[Dataset records on visual material]
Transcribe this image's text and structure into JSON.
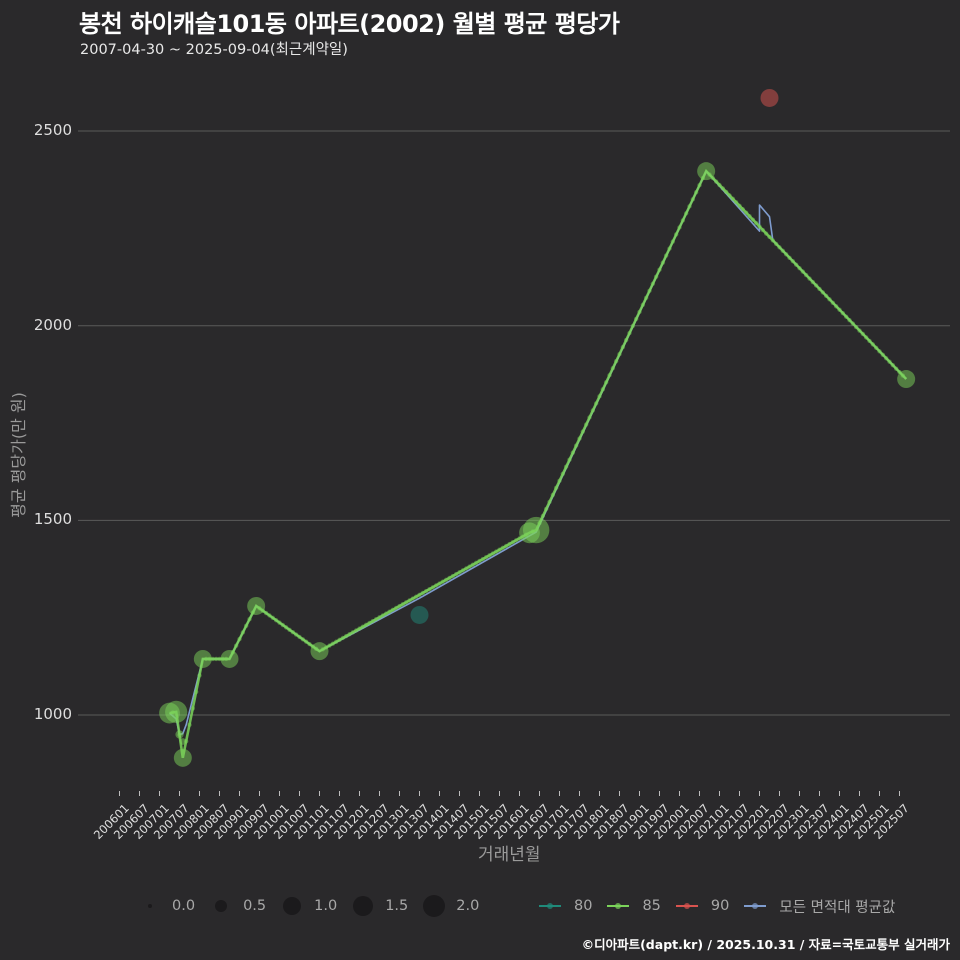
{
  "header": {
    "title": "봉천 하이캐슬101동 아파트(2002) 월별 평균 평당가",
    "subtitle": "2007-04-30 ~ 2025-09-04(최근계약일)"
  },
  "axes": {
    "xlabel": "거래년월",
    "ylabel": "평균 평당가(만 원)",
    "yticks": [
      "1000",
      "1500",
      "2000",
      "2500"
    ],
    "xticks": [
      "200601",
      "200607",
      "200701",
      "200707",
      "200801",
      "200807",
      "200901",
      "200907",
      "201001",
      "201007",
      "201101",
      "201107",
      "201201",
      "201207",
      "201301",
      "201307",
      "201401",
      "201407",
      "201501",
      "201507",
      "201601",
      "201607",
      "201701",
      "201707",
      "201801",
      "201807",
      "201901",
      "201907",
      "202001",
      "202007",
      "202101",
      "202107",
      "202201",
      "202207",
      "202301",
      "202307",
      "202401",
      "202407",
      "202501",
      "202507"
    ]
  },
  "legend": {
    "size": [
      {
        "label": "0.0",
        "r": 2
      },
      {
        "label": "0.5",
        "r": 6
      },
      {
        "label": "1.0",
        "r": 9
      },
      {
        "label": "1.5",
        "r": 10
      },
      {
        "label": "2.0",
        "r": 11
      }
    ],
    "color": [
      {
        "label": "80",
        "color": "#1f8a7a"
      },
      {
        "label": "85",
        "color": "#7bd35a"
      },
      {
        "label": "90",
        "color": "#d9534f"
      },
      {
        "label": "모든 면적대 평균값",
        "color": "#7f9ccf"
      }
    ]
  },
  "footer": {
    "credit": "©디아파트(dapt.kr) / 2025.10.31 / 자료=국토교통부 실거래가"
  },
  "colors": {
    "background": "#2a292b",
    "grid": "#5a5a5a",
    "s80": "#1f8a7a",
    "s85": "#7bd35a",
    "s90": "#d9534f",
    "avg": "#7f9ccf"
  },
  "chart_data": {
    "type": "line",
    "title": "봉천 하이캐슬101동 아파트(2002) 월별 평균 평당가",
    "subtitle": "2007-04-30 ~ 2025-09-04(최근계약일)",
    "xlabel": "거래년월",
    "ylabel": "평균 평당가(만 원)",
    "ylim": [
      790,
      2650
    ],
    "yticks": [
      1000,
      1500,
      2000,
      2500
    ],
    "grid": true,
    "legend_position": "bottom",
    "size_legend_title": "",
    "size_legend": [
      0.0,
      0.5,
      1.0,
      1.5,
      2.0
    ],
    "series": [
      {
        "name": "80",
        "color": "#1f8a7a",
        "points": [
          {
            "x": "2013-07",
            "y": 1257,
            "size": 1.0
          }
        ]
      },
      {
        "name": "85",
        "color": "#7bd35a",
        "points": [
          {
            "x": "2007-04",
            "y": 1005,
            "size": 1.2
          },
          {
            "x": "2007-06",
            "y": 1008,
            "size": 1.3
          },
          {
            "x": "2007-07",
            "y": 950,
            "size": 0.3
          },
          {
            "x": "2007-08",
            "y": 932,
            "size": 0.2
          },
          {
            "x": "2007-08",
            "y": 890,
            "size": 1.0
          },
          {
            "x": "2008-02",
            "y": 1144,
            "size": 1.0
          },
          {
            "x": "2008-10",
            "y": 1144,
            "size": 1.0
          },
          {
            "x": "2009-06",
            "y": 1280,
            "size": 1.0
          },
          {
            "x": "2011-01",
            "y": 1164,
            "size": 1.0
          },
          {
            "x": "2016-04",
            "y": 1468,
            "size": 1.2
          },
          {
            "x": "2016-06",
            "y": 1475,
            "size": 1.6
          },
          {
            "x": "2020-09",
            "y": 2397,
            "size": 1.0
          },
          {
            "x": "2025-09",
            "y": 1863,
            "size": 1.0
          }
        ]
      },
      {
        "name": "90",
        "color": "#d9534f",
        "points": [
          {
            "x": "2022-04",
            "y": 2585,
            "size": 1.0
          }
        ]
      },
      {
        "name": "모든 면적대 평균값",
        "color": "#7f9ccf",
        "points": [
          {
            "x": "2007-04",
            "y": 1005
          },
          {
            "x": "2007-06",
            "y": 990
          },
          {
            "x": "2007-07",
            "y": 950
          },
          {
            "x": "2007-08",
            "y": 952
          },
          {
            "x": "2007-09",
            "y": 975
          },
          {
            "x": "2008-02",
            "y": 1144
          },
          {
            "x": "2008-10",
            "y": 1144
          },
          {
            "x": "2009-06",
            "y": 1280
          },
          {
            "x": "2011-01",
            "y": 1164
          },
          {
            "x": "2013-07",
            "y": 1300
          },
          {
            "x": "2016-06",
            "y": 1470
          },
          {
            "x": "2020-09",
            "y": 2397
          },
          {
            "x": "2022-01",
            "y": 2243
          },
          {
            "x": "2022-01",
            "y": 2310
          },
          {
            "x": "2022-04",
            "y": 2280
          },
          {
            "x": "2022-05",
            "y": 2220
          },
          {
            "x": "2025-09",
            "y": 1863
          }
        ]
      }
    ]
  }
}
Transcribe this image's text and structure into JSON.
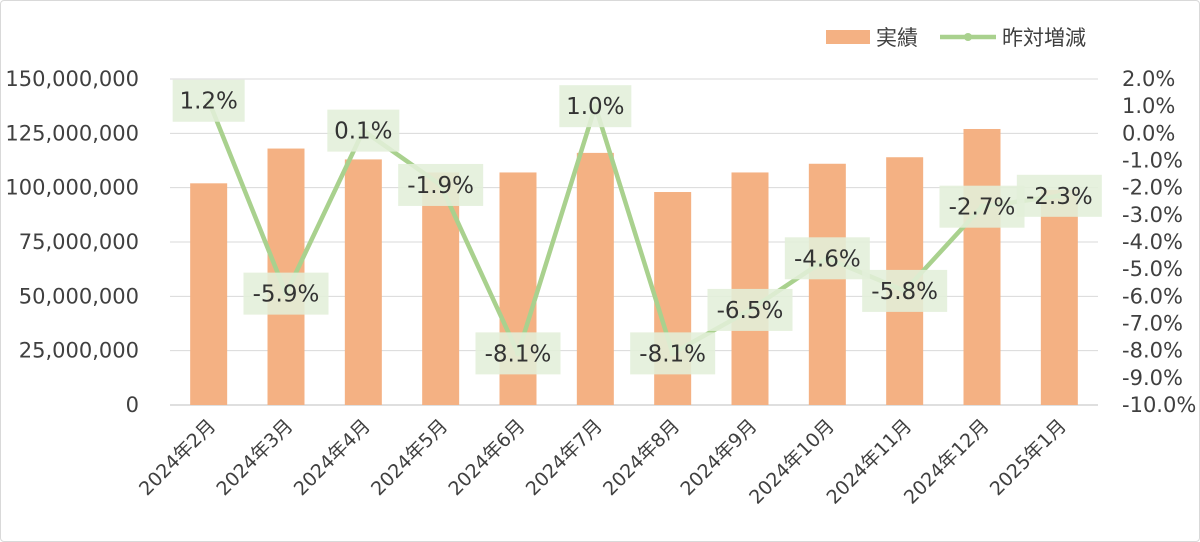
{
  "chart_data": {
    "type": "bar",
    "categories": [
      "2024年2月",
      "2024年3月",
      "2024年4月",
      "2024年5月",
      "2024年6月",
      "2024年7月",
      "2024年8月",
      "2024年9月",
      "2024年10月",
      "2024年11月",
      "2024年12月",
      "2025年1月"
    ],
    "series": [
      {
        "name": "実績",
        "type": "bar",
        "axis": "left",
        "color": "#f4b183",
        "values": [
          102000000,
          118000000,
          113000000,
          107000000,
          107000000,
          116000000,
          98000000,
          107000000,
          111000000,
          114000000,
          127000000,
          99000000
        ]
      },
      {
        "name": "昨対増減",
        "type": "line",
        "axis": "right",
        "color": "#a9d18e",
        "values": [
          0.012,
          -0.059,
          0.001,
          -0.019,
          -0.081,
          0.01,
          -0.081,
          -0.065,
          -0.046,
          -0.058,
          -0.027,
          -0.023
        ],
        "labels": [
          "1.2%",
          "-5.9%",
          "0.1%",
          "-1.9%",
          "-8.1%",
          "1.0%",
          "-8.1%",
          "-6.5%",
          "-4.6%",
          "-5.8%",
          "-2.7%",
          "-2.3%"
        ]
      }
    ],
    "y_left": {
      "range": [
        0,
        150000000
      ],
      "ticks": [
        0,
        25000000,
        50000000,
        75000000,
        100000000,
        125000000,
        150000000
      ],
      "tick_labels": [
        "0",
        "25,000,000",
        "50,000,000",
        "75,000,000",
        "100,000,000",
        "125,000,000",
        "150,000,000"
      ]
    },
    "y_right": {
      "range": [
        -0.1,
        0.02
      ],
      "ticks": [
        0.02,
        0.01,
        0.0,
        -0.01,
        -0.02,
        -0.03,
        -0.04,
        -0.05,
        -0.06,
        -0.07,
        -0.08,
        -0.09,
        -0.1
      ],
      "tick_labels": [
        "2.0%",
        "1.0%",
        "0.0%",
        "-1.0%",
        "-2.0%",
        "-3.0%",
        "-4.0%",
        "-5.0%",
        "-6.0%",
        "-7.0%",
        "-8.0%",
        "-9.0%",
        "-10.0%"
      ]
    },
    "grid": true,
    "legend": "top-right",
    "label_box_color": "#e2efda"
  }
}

* * *

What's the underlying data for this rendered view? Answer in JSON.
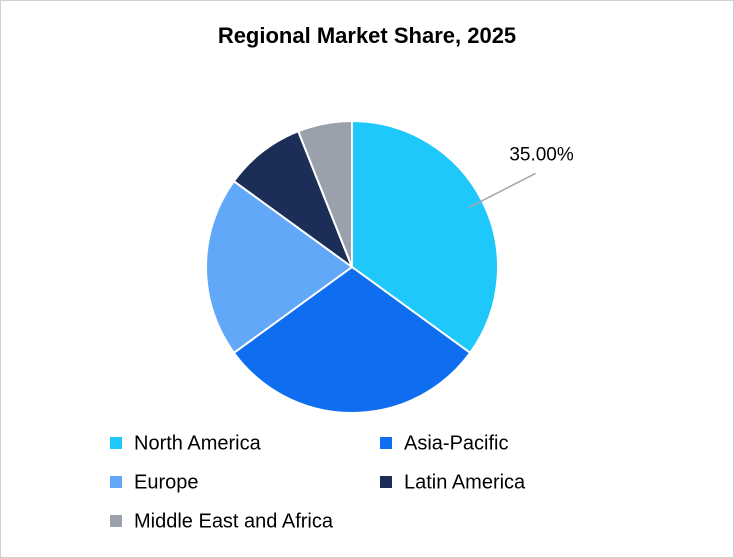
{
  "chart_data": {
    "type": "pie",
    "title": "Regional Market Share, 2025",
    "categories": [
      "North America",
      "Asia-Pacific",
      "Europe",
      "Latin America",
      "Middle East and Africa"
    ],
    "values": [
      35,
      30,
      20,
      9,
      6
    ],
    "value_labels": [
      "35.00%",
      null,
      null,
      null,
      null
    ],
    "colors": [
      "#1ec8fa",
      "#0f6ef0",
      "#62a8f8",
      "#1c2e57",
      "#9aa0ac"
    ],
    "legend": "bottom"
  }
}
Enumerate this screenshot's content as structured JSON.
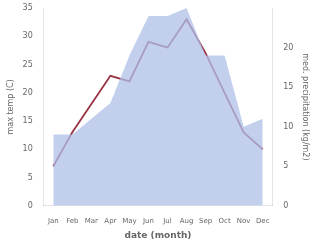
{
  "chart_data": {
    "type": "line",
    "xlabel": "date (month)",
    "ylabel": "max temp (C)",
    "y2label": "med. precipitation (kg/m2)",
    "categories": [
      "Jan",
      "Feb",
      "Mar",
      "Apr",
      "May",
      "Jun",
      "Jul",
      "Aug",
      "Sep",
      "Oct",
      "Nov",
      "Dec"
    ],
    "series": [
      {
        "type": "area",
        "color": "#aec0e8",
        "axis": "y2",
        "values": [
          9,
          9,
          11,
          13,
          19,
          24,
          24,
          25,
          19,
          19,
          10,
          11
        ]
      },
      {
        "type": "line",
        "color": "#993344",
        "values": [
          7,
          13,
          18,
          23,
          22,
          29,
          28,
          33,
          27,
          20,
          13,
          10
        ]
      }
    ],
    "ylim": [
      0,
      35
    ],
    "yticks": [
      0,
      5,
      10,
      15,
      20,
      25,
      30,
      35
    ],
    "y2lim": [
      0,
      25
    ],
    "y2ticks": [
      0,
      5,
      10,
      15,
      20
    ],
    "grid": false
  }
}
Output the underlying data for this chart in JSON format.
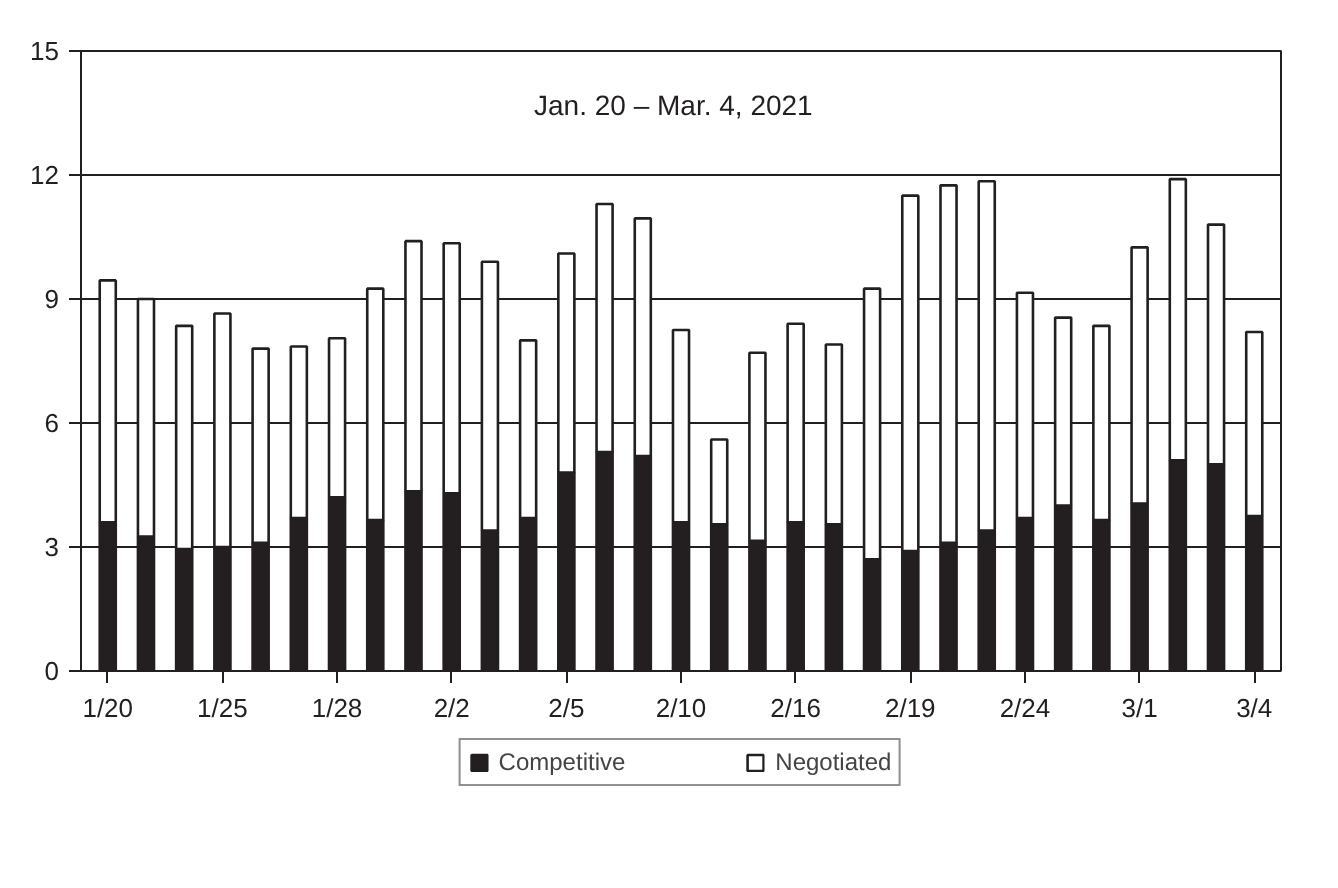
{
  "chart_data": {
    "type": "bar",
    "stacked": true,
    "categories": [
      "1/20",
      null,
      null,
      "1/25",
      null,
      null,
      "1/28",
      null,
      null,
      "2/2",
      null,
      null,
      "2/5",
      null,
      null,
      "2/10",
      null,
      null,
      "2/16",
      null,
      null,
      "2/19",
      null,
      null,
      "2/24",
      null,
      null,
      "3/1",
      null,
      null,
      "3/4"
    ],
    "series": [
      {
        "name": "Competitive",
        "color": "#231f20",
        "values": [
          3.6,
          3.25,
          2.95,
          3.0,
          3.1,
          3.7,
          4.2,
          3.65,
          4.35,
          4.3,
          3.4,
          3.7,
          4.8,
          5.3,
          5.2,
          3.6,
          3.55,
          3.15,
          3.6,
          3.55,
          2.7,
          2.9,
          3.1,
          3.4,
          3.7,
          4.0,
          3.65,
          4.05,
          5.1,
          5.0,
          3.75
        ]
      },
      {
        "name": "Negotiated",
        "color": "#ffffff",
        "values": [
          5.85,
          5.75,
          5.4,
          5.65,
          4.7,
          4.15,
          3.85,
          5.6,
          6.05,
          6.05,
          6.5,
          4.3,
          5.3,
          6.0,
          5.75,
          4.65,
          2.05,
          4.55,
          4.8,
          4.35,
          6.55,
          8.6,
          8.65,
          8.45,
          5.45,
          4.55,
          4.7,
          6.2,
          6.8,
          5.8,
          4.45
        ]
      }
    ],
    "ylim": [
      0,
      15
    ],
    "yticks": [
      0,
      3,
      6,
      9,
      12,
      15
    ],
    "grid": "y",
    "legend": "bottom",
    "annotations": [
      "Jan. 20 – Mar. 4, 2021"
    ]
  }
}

PROBLEM DESCRIPTION: In the listing, find each line with the string "최근계약일" and copy it.

CORRECT RESULT:
    "subtitle": "2007-04-30 ~ 2025-09-04(최근계약일)"
    "subtitle": "2007-04-30 ~ 2025-09-04(최근계약일)",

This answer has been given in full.